The records that follow should be retyped word for word.

_Data for the task_.
>> BEGIN

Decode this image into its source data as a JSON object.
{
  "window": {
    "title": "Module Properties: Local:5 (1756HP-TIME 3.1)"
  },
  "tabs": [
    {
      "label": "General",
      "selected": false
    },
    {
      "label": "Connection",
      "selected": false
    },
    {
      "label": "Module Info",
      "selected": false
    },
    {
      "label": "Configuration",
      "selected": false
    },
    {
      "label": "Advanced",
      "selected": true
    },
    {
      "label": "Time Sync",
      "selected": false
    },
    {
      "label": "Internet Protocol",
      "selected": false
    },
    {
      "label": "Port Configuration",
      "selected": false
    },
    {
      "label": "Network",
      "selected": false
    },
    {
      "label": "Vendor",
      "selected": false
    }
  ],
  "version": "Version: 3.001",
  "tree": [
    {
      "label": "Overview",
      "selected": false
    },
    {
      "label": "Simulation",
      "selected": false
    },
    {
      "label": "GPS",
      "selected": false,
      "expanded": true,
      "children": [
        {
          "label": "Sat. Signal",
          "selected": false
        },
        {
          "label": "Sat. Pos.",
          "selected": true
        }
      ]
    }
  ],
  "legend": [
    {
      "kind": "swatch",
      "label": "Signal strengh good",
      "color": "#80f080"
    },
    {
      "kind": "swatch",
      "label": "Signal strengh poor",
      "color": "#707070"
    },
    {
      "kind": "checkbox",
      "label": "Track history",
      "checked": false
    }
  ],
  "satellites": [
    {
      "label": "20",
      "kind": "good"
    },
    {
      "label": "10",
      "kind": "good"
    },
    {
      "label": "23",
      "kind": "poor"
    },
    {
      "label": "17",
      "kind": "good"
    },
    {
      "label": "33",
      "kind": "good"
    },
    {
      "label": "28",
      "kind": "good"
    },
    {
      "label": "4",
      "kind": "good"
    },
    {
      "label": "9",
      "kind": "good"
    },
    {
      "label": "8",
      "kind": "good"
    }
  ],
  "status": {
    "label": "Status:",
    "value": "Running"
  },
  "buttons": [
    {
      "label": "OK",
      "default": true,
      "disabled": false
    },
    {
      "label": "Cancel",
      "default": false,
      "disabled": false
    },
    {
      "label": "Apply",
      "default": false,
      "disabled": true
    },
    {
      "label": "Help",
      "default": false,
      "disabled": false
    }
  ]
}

>> END

_Output_.
Decode this image into its source data as a JSON object.
{
  "window": {
    "title": "Module Properties: Local:5 (1756HP-TIME 3.1)"
  },
  "tabs": [
    {
      "label": "General",
      "selected": false
    },
    {
      "label": "Connection",
      "selected": false
    },
    {
      "label": "Module Info",
      "selected": false
    },
    {
      "label": "Configuration",
      "selected": false
    },
    {
      "label": "Advanced",
      "selected": true
    },
    {
      "label": "Time Sync",
      "selected": false
    },
    {
      "label": "Internet Protocol",
      "selected": false
    },
    {
      "label": "Port Configuration",
      "selected": false
    },
    {
      "label": "Network",
      "selected": false
    },
    {
      "label": "Vendor",
      "selected": false
    }
  ],
  "version": "Version: 3.001",
  "tree": [
    {
      "label": "Overview",
      "selected": false
    },
    {
      "label": "Simulation",
      "selected": false
    },
    {
      "label": "GPS",
      "selected": false,
      "expanded": true,
      "children": [
        {
          "label": "Sat. Signal",
          "selected": false
        },
        {
          "label": "Sat. Pos.",
          "selected": true
        }
      ]
    }
  ],
  "legend": [
    {
      "kind": "swatch",
      "label": "Signal strengh good",
      "color": "#80f080"
    },
    {
      "kind": "swatch",
      "label": "Signal strengh poor",
      "color": "#707070"
    },
    {
      "kind": "checkbox",
      "label": "Track history",
      "checked": false
    }
  ],
  "satellites": [
    {
      "label": "20",
      "kind": "good"
    },
    {
      "label": "10",
      "kind": "good"
    },
    {
      "label": "23",
      "kind": "poor"
    },
    {
      "label": "17",
      "kind": "good"
    },
    {
      "label": "33",
      "kind": "good"
    },
    {
      "label": "28",
      "kind": "good"
    },
    {
      "label": "4",
      "kind": "good"
    },
    {
      "label": "9",
      "kind": "good"
    },
    {
      "label": "8",
      "kind": "good"
    }
  ],
  "status": {
    "label": "Status:",
    "value": "Running"
  },
  "buttons": [
    {
      "label": "OK",
      "default": true,
      "disabled": false
    },
    {
      "label": "Cancel",
      "default": false,
      "disabled": false
    },
    {
      "label": "Apply",
      "default": false,
      "disabled": true
    },
    {
      "label": "Help",
      "default": false,
      "disabled": false
    }
  ]
}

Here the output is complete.